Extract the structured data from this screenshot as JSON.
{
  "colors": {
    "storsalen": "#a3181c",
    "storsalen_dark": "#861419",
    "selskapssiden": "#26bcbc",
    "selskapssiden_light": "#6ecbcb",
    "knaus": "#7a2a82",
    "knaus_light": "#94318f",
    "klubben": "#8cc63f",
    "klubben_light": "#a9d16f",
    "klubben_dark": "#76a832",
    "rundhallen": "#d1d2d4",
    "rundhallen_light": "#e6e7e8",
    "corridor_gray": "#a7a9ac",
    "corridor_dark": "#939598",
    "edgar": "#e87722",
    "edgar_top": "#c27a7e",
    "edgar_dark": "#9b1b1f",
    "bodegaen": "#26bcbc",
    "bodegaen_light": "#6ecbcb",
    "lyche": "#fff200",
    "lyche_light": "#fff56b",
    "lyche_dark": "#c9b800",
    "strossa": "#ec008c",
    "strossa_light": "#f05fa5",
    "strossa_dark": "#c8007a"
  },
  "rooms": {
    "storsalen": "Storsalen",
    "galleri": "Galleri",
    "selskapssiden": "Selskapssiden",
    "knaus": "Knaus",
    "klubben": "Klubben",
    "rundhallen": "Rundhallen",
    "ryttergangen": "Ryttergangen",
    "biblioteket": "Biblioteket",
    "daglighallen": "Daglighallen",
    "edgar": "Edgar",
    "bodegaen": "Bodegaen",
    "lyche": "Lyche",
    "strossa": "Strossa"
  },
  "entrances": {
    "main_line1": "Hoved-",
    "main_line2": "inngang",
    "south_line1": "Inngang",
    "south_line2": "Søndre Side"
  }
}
━━━
Stated problem: Copy out all of the data exactly, leaving nothing out.

Task response:
Extract the structured data from this screenshot as JSON.
{
  "colors": {
    "storsalen": "#a3181c",
    "storsalen_dark": "#861419",
    "selskapssiden": "#26bcbc",
    "selskapssiden_light": "#6ecbcb",
    "knaus": "#7a2a82",
    "knaus_light": "#94318f",
    "klubben": "#8cc63f",
    "klubben_light": "#a9d16f",
    "klubben_dark": "#76a832",
    "rundhallen": "#d1d2d4",
    "rundhallen_light": "#e6e7e8",
    "corridor_gray": "#a7a9ac",
    "corridor_dark": "#939598",
    "edgar": "#e87722",
    "edgar_top": "#c27a7e",
    "edgar_dark": "#9b1b1f",
    "bodegaen": "#26bcbc",
    "bodegaen_light": "#6ecbcb",
    "lyche": "#fff200",
    "lyche_light": "#fff56b",
    "lyche_dark": "#c9b800",
    "strossa": "#ec008c",
    "strossa_light": "#f05fa5",
    "strossa_dark": "#c8007a"
  },
  "rooms": {
    "storsalen": "Storsalen",
    "galleri": "Galleri",
    "selskapssiden": "Selskapssiden",
    "knaus": "Knaus",
    "klubben": "Klubben",
    "rundhallen": "Rundhallen",
    "ryttergangen": "Ryttergangen",
    "biblioteket": "Biblioteket",
    "daglighallen": "Daglighallen",
    "edgar": "Edgar",
    "bodegaen": "Bodegaen",
    "lyche": "Lyche",
    "strossa": "Strossa"
  },
  "entrances": {
    "main_line1": "Hoved-",
    "main_line2": "inngang",
    "south_line1": "Inngang",
    "south_line2": "Søndre Side"
  }
}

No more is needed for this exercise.